◆ **Brano selezionato**:
§

L’installazione site specific Chora Park di Marina Gasparini, a cura di Antonella Battilani, si propone come una riflessione sul concetto di ambiente realizzata attraverso una rielaborazione della dicotomia microcosmo/macrocosmo.

La doppia installazione si fonda su un concatenamento di immagini comprendenti iconografie e suggestioni cromatiche che, partendo dal “Timeo” platonico, seguono il misterioso filo rosso della parola “Chora”. Dipanandosi tra interpretazioni, o meglio “iscrizioni”, questo termine ci pone di fronte alla ambiguità del logos e a quella insita nel concetto di ambiente. Marina Gasparini sceglie di soffermarsi sul patrimonio iconologico che caratterizza un preciso momento storico: quando due testi scientifici mirabilmente illustrati (il De corporis humani fabrica di Vesalio e il De revolutionibus orbium coelestium di Copernico), entrambi del 1543, inaugurano la moderna separazione tra microcosmo e macrocosmo e la “destrutturazione” del corpo umano come pratica del sapere anatomico. Dalle tavole del Vesalio e dai primi diagrammi cosmologici di stampo eliocentrico, nascono rispettivamente le tre sculture tessili ispirate al sistema sanguigno e la collana metallica composta dalle orbite degli astri inanellate tra loro. I colori scelti per l’installazione echeggiano il rosso degli edifici del Parc de la Villette di Parigi, le cui folies si associano al progetto Chora L Works, ovvero il modello di un complesso confronto tra cultura, filosofia e architettura intesa come de/limitazione dello spazio.

§

◆ **Compiti da svolgere**:
[1] Nel testo su Chora Park, quali sono tutti gli ambiti tra cui si svolge il confronto del progetto Chora L Works?
[2] Aggiorna il tratto del testo su Chora Park da "L’installazione site specific" fino a "della dicotomia microcosmo/macrocosmo.", mettendo "meditazione" al posto di "riflessione".
[3] Secondo il testo su Chora Park, in quale anno risalgono i due testi scientifici di Vesalio e di Copernico?

◆ **Dati forniti**:
§

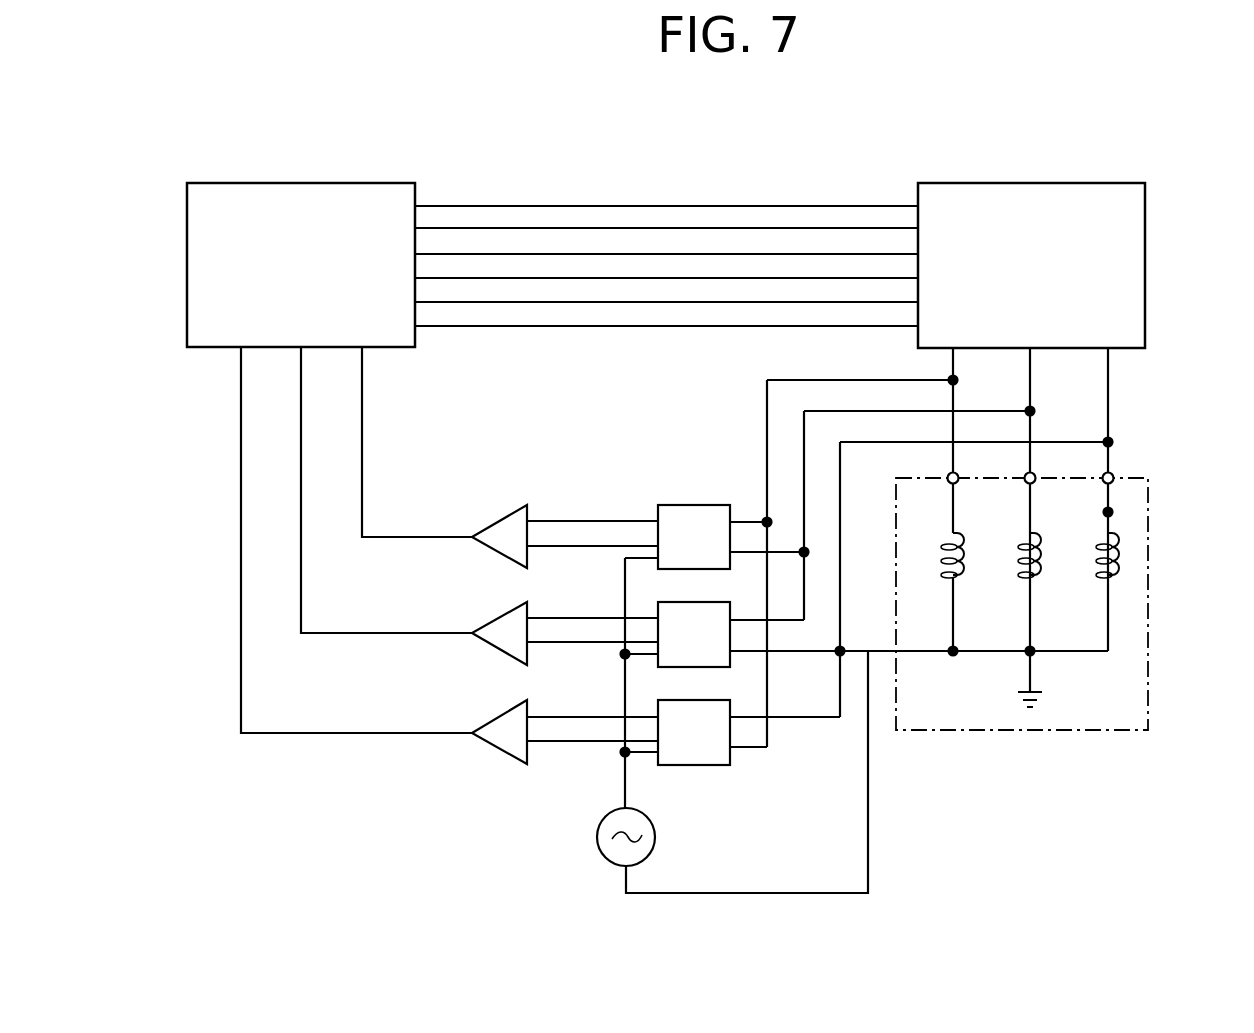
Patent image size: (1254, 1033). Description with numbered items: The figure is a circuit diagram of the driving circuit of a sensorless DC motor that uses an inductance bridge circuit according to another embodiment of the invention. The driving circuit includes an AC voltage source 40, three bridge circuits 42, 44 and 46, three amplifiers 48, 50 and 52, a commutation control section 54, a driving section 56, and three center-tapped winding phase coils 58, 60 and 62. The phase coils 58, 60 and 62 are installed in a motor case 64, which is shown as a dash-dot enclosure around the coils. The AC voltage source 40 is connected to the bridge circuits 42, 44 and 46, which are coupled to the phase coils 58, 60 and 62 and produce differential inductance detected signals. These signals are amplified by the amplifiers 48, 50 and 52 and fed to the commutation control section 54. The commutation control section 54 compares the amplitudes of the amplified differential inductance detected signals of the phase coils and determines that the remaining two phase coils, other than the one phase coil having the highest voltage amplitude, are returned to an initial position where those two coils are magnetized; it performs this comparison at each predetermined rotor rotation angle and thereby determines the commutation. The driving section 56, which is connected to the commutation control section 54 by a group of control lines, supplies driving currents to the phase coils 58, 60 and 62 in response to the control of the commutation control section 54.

§

◆ **Risposte ai compiti**:
[1] Cultura, filosofia e architettura.

[2]
L’installazione site specific Chora Park di Marina Gasparini, a cura di Antonella Battilani, si propone come una meditazione sul concetto di ambiente realizzata attraverso una rielaborazione della dicotomia microcosmo/macrocosmo.

[3] Al 1543.